> _Problem statement_
Repeat, exactly and completely, the entries shown underneath.

> _Stored data entries_
-*-
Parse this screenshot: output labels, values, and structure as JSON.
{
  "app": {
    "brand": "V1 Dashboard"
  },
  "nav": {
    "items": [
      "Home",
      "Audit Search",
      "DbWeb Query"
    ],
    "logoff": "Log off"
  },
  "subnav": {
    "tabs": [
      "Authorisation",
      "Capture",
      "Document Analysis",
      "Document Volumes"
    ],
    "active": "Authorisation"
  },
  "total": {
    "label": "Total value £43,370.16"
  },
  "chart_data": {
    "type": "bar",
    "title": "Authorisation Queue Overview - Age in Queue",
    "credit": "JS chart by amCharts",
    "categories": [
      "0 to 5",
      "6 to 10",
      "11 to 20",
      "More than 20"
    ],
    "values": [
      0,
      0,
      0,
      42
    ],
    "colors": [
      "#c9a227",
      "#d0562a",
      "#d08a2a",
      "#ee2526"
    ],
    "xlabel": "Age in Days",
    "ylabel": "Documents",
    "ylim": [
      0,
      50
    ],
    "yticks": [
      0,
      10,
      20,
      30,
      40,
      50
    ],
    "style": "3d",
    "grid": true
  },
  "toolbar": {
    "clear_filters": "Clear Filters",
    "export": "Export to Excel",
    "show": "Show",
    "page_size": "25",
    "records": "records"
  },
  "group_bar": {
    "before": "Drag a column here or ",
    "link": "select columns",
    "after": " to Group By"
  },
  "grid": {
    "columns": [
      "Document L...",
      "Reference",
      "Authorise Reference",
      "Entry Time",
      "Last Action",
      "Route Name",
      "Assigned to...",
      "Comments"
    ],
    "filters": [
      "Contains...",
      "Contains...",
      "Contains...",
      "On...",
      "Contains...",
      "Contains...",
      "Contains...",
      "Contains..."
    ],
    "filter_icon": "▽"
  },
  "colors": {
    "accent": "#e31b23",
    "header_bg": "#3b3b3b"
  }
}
-*-
> _Answer_
Parse this screenshot: output labels, values, and structure as JSON.
{
  "app": {
    "brand": "V1 Dashboard"
  },
  "nav": {
    "items": [
      "Home",
      "Audit Search",
      "DbWeb Query"
    ],
    "logoff": "Log off"
  },
  "subnav": {
    "tabs": [
      "Authorisation",
      "Capture",
      "Document Analysis",
      "Document Volumes"
    ],
    "active": "Authorisation"
  },
  "total": {
    "label": "Total value £43,370.16"
  },
  "chart_data": {
    "type": "bar",
    "title": "Authorisation Queue Overview - Age in Queue",
    "credit": "JS chart by amCharts",
    "categories": [
      "0 to 5",
      "6 to 10",
      "11 to 20",
      "More than 20"
    ],
    "values": [
      0,
      0,
      0,
      42
    ],
    "colors": [
      "#c9a227",
      "#d0562a",
      "#d08a2a",
      "#ee2526"
    ],
    "xlabel": "Age in Days",
    "ylabel": "Documents",
    "ylim": [
      0,
      50
    ],
    "yticks": [
      0,
      10,
      20,
      30,
      40,
      50
    ],
    "style": "3d",
    "grid": true
  },
  "toolbar": {
    "clear_filters": "Clear Filters",
    "export": "Export to Excel",
    "show": "Show",
    "page_size": "25",
    "records": "records"
  },
  "group_bar": {
    "before": "Drag a column here or ",
    "link": "select columns",
    "after": " to Group By"
  },
  "grid": {
    "columns": [
      "Document L...",
      "Reference",
      "Authorise Reference",
      "Entry Time",
      "Last Action",
      "Route Name",
      "Assigned to...",
      "Comments"
    ],
    "filters": [
      "Contains...",
      "Contains...",
      "Contains...",
      "On...",
      "Contains...",
      "Contains...",
      "Contains...",
      "Contains..."
    ],
    "filter_icon": "▽"
  },
  "colors": {
    "accent": "#e31b23",
    "header_bg": "#3b3b3b"
  }
}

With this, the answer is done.